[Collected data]

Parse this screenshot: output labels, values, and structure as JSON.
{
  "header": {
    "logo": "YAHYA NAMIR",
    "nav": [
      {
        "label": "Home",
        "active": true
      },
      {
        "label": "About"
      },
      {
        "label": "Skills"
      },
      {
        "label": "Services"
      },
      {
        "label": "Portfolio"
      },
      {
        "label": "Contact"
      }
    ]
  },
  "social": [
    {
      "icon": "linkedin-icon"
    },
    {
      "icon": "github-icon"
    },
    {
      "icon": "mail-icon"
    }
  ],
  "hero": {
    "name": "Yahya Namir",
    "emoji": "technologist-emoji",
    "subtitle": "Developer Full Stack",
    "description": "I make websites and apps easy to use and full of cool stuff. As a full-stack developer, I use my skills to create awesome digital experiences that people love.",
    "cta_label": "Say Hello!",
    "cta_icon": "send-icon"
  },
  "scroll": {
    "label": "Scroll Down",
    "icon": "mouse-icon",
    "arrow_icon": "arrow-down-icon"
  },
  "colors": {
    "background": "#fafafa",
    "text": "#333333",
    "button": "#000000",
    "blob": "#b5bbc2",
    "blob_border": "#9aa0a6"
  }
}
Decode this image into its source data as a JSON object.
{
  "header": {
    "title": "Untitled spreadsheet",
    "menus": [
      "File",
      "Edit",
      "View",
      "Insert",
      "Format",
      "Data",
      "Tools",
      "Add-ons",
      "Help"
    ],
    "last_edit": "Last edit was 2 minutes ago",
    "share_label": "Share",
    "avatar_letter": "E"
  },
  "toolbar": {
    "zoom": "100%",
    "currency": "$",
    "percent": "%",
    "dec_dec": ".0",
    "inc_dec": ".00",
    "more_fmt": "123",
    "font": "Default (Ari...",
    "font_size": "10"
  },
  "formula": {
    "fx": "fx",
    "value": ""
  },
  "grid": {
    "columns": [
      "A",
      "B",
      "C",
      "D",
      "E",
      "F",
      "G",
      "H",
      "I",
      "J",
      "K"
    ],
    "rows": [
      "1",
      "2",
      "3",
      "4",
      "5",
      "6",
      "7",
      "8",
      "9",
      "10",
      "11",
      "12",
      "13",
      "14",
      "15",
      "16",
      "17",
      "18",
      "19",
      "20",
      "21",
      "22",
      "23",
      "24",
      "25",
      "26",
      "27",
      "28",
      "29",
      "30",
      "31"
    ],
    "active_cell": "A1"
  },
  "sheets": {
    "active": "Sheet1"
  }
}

Problem requirements →
Set down the entries verbatim, leaving none out.

Task answer →
Parse this screenshot: output labels, values, and structure as JSON.
{
  "header": {
    "logo": "YAHYA NAMIR",
    "nav": [
      {
        "label": "Home",
        "active": true
      },
      {
        "label": "About"
      },
      {
        "label": "Skills"
      },
      {
        "label": "Services"
      },
      {
        "label": "Portfolio"
      },
      {
        "label": "Contact"
      }
    ]
  },
  "social": [
    {
      "icon": "linkedin-icon"
    },
    {
      "icon": "github-icon"
    },
    {
      "icon": "mail-icon"
    }
  ],
  "hero": {
    "name": "Yahya Namir",
    "emoji": "technologist-emoji",
    "subtitle": "Developer Full Stack",
    "description": "I make websites and apps easy to use and full of cool stuff. As a full-stack developer, I use my skills to create awesome digital experiences that people love.",
    "cta_label": "Say Hello!",
    "cta_icon": "send-icon"
  },
  "scroll": {
    "label": "Scroll Down",
    "icon": "mouse-icon",
    "arrow_icon": "arrow-down-icon"
  },
  "colors": {
    "background": "#fafafa",
    "text": "#333333",
    "button": "#000000",
    "blob": "#b5bbc2",
    "blob_border": "#9aa0a6"
  }
}
Decode this image into its source data as a JSON object.
{
  "header": {
    "title": "Untitled spreadsheet",
    "menus": [
      "File",
      "Edit",
      "View",
      "Insert",
      "Format",
      "Data",
      "Tools",
      "Add-ons",
      "Help"
    ],
    "last_edit": "Last edit was 2 minutes ago",
    "share_label": "Share",
    "avatar_letter": "E"
  },
  "toolbar": {
    "zoom": "100%",
    "currency": "$",
    "percent": "%",
    "dec_dec": ".0",
    "inc_dec": ".00",
    "more_fmt": "123",
    "font": "Default (Ari...",
    "font_size": "10"
  },
  "formula": {
    "fx": "fx",
    "value": ""
  },
  "grid": {
    "columns": [
      "A",
      "B",
      "C",
      "D",
      "E",
      "F",
      "G",
      "H",
      "I",
      "J",
      "K"
    ],
    "rows": [
      "1",
      "2",
      "3",
      "4",
      "5",
      "6",
      "7",
      "8",
      "9",
      "10",
      "11",
      "12",
      "13",
      "14",
      "15",
      "16",
      "17",
      "18",
      "19",
      "20",
      "21",
      "22",
      "23",
      "24",
      "25",
      "26",
      "27",
      "28",
      "29",
      "30",
      "31"
    ],
    "active_cell": "A1"
  },
  "sheets": {
    "active": "Sheet1"
  }
}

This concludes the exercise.